====== Records for this task

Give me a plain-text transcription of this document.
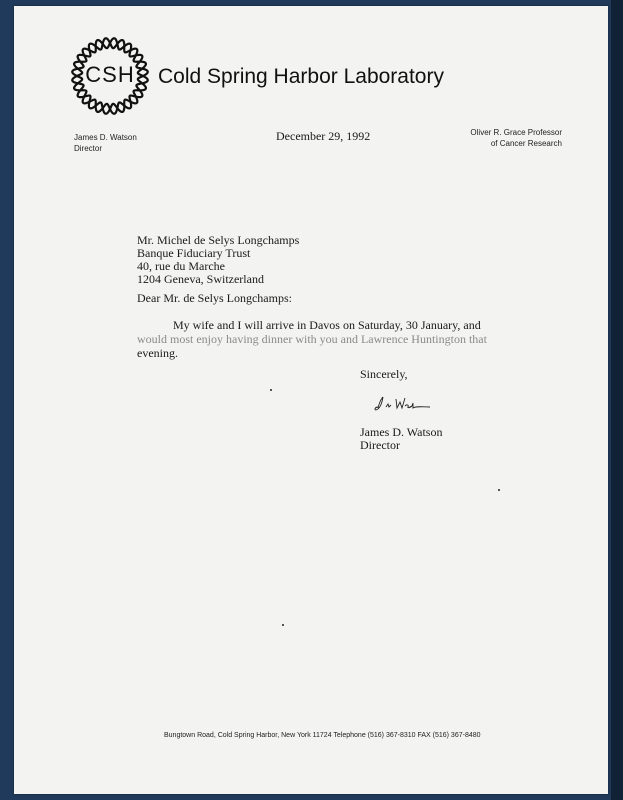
CSH	Cold Spring Harbor Laboratory
James D. Watson
Director
Oliver R. Grace Professor
of Cancer Research
December 29, 1992
Mr. Michel de Selys Longchamps
Banque Fiduciary Trust
40, rue du Marche
1204 Geneva, Switzerland
Dear Mr. de Selys Longchamps:
My wife and I will arrive in Davos on Saturday, 30 January, and
would most enjoy having dinner with you and Lawrence Huntington that
evening.
Sincerely,
James D. Watson
Director
Bungtown Road, Cold Spring Harbor, New York 11724 Telephone (516) 367-8310 FAX (516) 367-8480
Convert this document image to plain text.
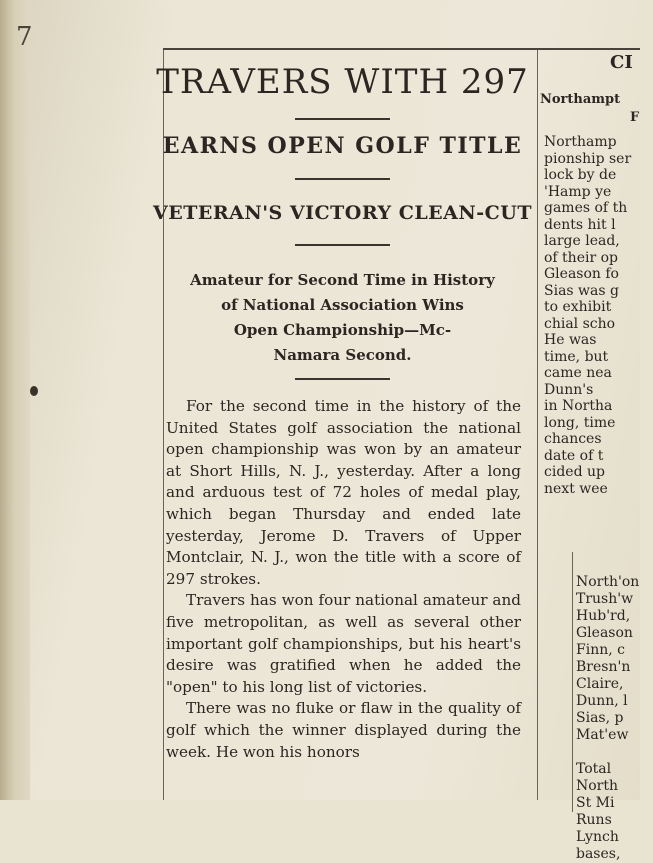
7
TRAVERS WITH 297
EARNS OPEN GOLF TITLE
VETERAN'S VICTORY CLEAN-CUT
Amateur for Second Time in History
of National Association Wins
Open Championship—Mc-
Namara Second.

For the second time in the history of the United States golf association the national open championship was won by an amateur at Short Hills, N. J., yesterday. After a long and arduous test of 72 holes of medal play, which began Thursday and ended late yesterday, Jerome D. Travers of Upper Montclair, N. J., won the title with a score of 297 strokes.

Travers has won four national amateur and five metropolitan, as well as several other important golf championships, but his heart's desire was gratified when he added the "open" to his long list of victories.

There was no fluke or flaw in the quality of golf which the winner displayed during the week. He won his honors

CI
Northampt
F
Northamp
pionship ser
lock by de
'Hamp ye
games of th
dents hit l
large lead,
of their op
Gleason fo
Sias was g
to exhibit
chial scho
He was
time, but
came nea
Dunn's
in Northa
long, time
chances
date of t
cided up
next wee
North'on
Trush'w
Hub'rd,
Gleason
Finn, c
Bresn'n
Claire,
Dunn, l
Sias, p
Mat'ew

Total
North
St Mi
Runs
Lynch
bases,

============

Above are the records. Copy exactly, and only, the lines from the line containing "Convert this document image to plain text." through the last one, omitting any pictures.

Convert this document image to plain text.
7
TRAVERS WITH 297
EARNS OPEN GOLF TITLE
VETERAN'S VICTORY CLEAN-CUT
Amateur for Second Time in History
of National Association Wins
Open Championship—Mc-
Namara Second.

For the second time in the history of the United States golf association the national open championship was won by an amateur at Short Hills, N. J., yesterday. After a long and arduous test of 72 holes of medal play, which began Thursday and ended late yesterday, Jerome D. Travers of Upper Montclair, N. J., won the title with a score of 297 strokes.

Travers has won four national amateur and five metropolitan, as well as several other important golf championships, but his heart's desire was gratified when he added the "open" to his long list of victories.

There was no fluke or flaw in the quality of golf which the winner displayed during the week. He won his honors

CI
Northampt
F
Northamp
pionship ser
lock by de
'Hamp ye
games of th
dents hit l
large lead,
of their op
Gleason fo
Sias was g
to exhibit
chial scho
He was
time, but
came nea
Dunn's
in Northa
long, time
chances
date of t
cided up
next wee
North'on
Trush'w
Hub'rd,
Gleason
Finn, c
Bresn'n
Claire,
Dunn, l
Sias, p
Mat'ew

Total
North
St Mi
Runs
Lynch
bases,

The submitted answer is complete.